Records from a data collection
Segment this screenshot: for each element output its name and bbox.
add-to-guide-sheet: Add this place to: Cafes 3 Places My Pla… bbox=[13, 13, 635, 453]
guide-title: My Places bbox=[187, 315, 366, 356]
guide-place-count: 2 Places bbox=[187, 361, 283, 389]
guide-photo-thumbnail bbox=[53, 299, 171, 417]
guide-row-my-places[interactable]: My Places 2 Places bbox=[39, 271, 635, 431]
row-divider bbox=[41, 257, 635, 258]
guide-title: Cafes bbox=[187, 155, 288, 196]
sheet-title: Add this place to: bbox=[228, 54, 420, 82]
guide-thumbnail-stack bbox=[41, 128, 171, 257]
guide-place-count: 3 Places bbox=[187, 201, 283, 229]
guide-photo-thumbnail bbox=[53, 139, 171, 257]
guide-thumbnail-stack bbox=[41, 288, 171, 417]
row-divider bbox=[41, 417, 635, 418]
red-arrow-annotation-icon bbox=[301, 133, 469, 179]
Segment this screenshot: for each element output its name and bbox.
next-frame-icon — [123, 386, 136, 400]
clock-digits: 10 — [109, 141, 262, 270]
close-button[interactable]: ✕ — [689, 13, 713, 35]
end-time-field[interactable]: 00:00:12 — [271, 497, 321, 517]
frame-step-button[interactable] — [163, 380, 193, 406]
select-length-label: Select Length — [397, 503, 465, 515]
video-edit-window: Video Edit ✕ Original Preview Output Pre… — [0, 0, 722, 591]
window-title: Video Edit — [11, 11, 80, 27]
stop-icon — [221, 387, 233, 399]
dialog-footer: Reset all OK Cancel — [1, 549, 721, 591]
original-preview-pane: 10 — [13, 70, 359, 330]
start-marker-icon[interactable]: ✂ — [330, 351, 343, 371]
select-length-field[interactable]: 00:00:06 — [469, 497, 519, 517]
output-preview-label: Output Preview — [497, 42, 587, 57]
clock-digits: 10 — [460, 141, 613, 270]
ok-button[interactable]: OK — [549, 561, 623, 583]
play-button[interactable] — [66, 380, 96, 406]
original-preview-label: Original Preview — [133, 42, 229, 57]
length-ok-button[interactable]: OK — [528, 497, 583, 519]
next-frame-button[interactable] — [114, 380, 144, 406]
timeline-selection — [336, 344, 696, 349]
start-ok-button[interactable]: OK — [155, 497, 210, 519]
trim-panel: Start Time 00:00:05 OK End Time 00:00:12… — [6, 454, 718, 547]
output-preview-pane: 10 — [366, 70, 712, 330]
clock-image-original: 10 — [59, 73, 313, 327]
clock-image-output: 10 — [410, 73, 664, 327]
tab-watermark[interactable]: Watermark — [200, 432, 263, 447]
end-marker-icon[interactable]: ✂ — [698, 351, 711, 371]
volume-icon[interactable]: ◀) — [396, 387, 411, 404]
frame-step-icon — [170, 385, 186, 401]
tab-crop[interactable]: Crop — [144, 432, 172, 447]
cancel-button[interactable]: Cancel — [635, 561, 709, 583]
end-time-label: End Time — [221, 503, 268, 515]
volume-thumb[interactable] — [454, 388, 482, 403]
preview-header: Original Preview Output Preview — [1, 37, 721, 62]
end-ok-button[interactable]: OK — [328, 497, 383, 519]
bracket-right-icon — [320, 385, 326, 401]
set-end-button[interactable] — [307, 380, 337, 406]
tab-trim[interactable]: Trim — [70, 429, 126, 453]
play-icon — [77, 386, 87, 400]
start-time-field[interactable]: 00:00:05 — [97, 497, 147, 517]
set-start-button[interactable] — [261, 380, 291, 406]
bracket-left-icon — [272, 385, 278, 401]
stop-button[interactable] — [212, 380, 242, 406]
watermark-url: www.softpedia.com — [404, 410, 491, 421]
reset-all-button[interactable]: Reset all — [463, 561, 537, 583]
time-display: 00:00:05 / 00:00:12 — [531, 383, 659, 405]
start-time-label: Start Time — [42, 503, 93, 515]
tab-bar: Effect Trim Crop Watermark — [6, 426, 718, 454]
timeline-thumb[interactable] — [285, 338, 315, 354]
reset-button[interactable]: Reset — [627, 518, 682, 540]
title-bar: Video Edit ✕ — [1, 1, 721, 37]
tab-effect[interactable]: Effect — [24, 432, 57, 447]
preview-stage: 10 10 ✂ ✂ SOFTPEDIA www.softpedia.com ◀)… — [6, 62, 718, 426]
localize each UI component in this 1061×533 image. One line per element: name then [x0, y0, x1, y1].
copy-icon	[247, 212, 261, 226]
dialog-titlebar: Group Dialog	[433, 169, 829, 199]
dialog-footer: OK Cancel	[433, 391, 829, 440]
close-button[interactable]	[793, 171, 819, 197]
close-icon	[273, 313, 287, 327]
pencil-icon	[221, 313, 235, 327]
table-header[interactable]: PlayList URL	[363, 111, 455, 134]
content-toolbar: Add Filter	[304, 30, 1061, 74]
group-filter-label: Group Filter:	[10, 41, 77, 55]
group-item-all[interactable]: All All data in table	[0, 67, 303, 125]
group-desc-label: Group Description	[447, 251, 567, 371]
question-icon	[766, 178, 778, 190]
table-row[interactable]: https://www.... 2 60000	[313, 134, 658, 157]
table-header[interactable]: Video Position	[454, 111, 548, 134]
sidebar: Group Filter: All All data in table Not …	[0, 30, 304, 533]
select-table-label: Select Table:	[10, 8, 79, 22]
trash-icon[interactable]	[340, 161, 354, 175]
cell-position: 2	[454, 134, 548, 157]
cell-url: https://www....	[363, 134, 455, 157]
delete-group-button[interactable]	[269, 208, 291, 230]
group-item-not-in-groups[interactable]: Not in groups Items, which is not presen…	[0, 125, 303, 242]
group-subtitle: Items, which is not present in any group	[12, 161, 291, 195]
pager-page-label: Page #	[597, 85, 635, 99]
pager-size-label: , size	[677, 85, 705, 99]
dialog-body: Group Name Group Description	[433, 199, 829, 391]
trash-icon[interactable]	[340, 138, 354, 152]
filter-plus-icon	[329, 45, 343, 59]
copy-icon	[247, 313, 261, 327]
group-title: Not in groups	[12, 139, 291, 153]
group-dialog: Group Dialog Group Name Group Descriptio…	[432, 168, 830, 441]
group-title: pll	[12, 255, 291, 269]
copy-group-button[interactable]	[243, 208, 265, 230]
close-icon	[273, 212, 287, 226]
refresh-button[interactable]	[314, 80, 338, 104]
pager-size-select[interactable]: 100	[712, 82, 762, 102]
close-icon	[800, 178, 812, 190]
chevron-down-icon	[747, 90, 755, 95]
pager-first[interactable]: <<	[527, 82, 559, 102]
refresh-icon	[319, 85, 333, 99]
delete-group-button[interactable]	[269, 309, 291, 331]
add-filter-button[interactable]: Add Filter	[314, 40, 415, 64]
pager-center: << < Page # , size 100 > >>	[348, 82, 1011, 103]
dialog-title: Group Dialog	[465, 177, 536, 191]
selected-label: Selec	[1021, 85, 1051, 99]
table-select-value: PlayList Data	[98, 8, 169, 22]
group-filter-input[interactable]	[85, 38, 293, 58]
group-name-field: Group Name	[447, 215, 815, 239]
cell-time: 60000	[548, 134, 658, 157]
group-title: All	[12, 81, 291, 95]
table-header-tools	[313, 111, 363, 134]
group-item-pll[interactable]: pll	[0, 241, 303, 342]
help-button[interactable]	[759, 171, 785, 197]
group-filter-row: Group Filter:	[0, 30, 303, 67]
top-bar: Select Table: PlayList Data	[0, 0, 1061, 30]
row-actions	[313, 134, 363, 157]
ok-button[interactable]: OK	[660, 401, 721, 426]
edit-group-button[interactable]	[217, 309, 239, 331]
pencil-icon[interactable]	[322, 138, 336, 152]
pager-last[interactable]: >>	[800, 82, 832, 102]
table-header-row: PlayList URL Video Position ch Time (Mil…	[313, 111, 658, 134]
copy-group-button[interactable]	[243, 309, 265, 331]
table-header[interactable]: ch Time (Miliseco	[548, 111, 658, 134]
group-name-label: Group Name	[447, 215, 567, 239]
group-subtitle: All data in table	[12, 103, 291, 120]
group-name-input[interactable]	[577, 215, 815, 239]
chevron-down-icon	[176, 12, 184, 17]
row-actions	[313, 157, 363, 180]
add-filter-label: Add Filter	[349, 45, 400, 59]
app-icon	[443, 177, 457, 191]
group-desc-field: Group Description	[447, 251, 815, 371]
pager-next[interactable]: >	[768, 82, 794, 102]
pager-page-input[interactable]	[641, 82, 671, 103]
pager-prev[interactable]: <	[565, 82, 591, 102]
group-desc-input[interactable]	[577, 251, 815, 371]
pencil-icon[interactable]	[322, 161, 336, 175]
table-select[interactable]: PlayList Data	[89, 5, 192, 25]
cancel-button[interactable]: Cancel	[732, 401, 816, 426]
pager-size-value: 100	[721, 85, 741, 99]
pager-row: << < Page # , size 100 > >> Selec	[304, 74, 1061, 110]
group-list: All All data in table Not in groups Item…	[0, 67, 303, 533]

▶ _What is being asked_: Repeat the data above word for word, from its first line through the line containing "clock-digits: 10 — [109, 141, 262, 270]", including that line.

▶ _Complete answer_:
Segment this screenshot: for each element output its name and bbox.
add-to-guide-sheet: Add this place to: Cafes 3 Places My Pla… bbox=[13, 13, 635, 453]
guide-title: My Places bbox=[187, 315, 366, 356]
guide-place-count: 2 Places bbox=[187, 361, 283, 389]
guide-photo-thumbnail bbox=[53, 299, 171, 417]
guide-row-my-places[interactable]: My Places 2 Places bbox=[39, 271, 635, 431]
row-divider bbox=[41, 257, 635, 258]
guide-title: Cafes bbox=[187, 155, 288, 196]
sheet-title: Add this place to: bbox=[228, 54, 420, 82]
guide-thumbnail-stack bbox=[41, 128, 171, 257]
guide-place-count: 3 Places bbox=[187, 201, 283, 229]
guide-photo-thumbnail bbox=[53, 139, 171, 257]
guide-thumbnail-stack bbox=[41, 288, 171, 417]
row-divider bbox=[41, 417, 635, 418]
red-arrow-annotation-icon bbox=[301, 133, 469, 179]
Segment this screenshot: for each element output its name and bbox.
next-frame-icon — [123, 386, 136, 400]
clock-digits: 10 — [109, 141, 262, 270]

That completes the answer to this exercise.